-- Start Exercise input --

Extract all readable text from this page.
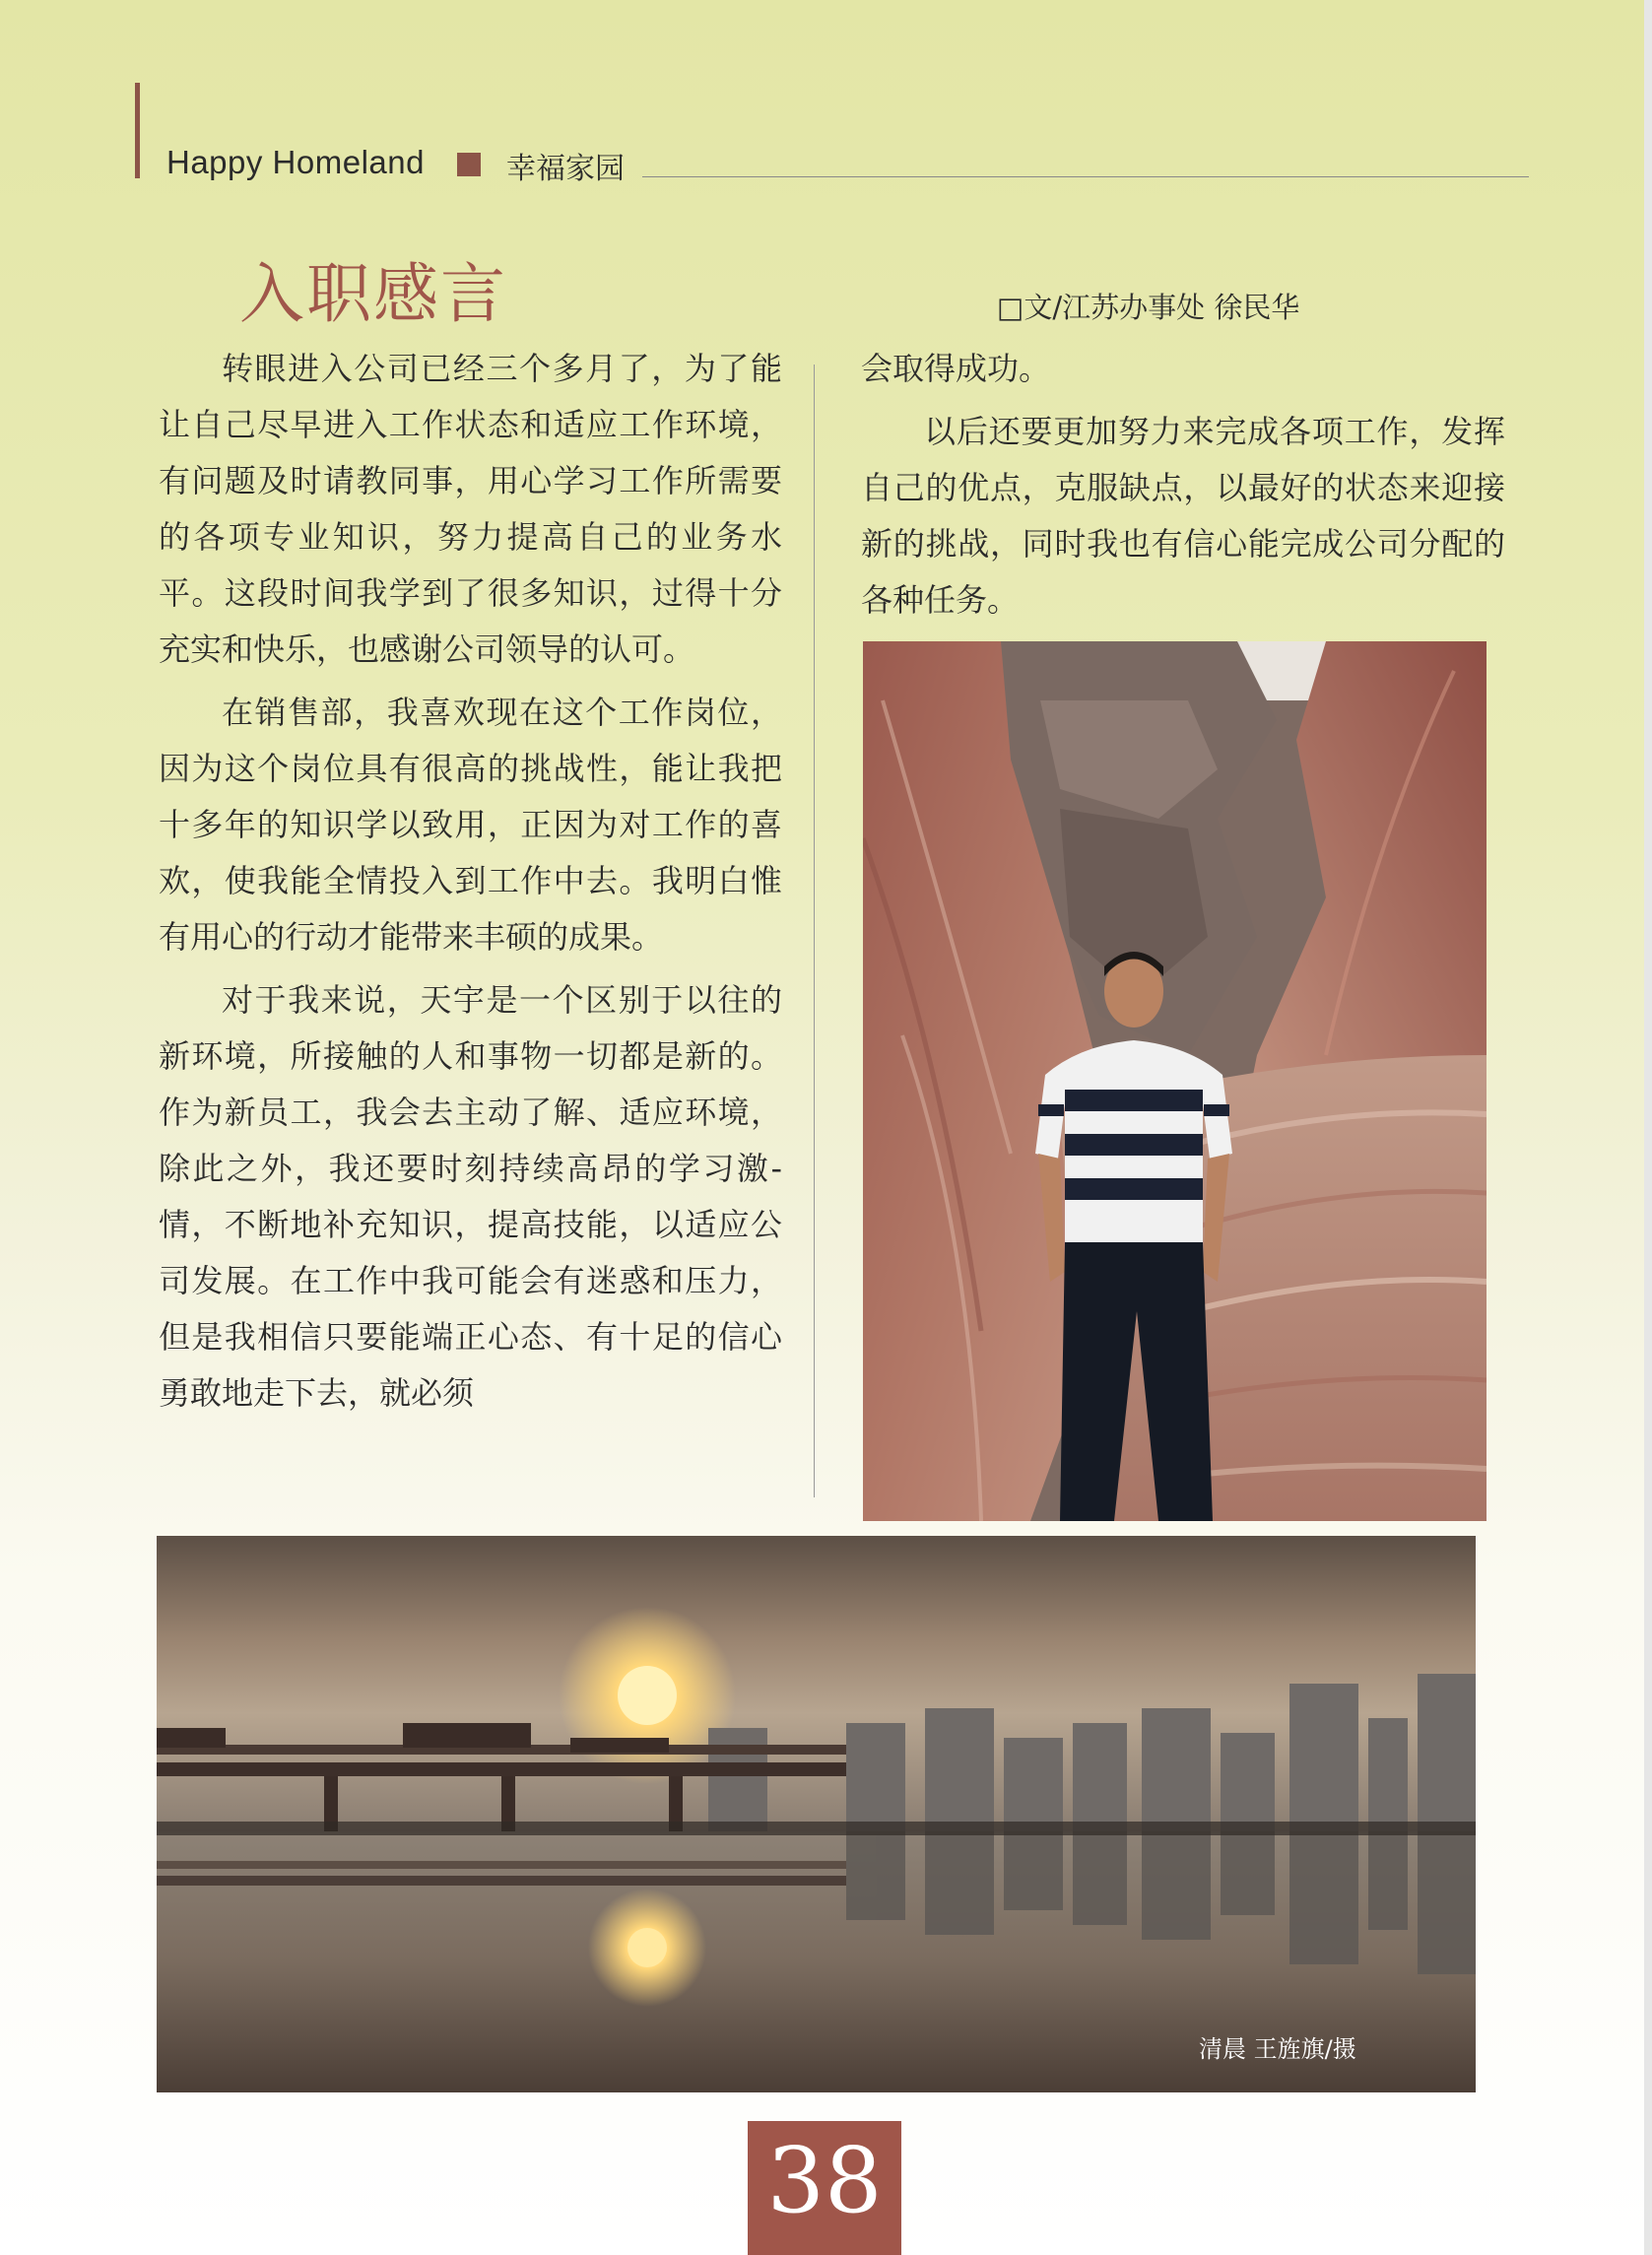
Happy Homeland	幸福家园
入职感言	□文/江苏办事处 徐民华

转眼进入公司已经三个多月了，为了能让自己尽早进入工作状态和适应工作环境，有问题及时请教同事，用心学习工作所需要的各项专业知识，努力提高自己的业务水平。这段时间我学到了很多知识，过得十分充实和快乐，也感谢公司领导的认可。

在销售部，我喜欢现在这个工作岗位，因为这个岗位具有很高的挑战性，能让我把十多年的知识学以致用，正因为对工作的喜欢，使我能全情投入到工作中去。我明白惟有用心的行动才能带来丰硕的成果。

对于我来说，天宇是一个区别于以往的新环境，所接触的人和事物一切都是新的。作为新员工，我会去主动了解、适应环境，除此之外，我还要时刻持续高昂的学习激-情，不断地补充知识，提高技能，以适应公司发展。在工作中我可能会有迷惑和压力，但是我相信只要能端正心态、有十足的信心勇敢地走下去，就必须

会取得成功。

以后还要更加努力来完成各项工作，发挥自己的优点，克服缺点，以最好的状态来迎接新的挑战，同时我也有信心能完成公司分配的各种任务。

清晨 王旌旗/摄
38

-- End Exercise input --

Short problem >> All of the material above needs to be restated exactly, with no pictures.

Problem solution >>
Extract all readable text from this page.
Happy Homeland	幸福家园
入职感言	□文/江苏办事处 徐民华

转眼进入公司已经三个多月了，为了能让自己尽早进入工作状态和适应工作环境，有问题及时请教同事，用心学习工作所需要的各项专业知识，努力提高自己的业务水平。这段时间我学到了很多知识，过得十分充实和快乐，也感谢公司领导的认可。

在销售部，我喜欢现在这个工作岗位，因为这个岗位具有很高的挑战性，能让我把十多年的知识学以致用，正因为对工作的喜欢，使我能全情投入到工作中去。我明白惟有用心的行动才能带来丰硕的成果。

对于我来说，天宇是一个区别于以往的新环境，所接触的人和事物一切都是新的。作为新员工，我会去主动了解、适应环境，除此之外，我还要时刻持续高昂的学习激-情，不断地补充知识，提高技能，以适应公司发展。在工作中我可能会有迷惑和压力，但是我相信只要能端正心态、有十足的信心勇敢地走下去，就必须

会取得成功。

以后还要更加努力来完成各项工作，发挥自己的优点，克服缺点，以最好的状态来迎接新的挑战，同时我也有信心能完成公司分配的各种任务。

清晨 王旌旗/摄
38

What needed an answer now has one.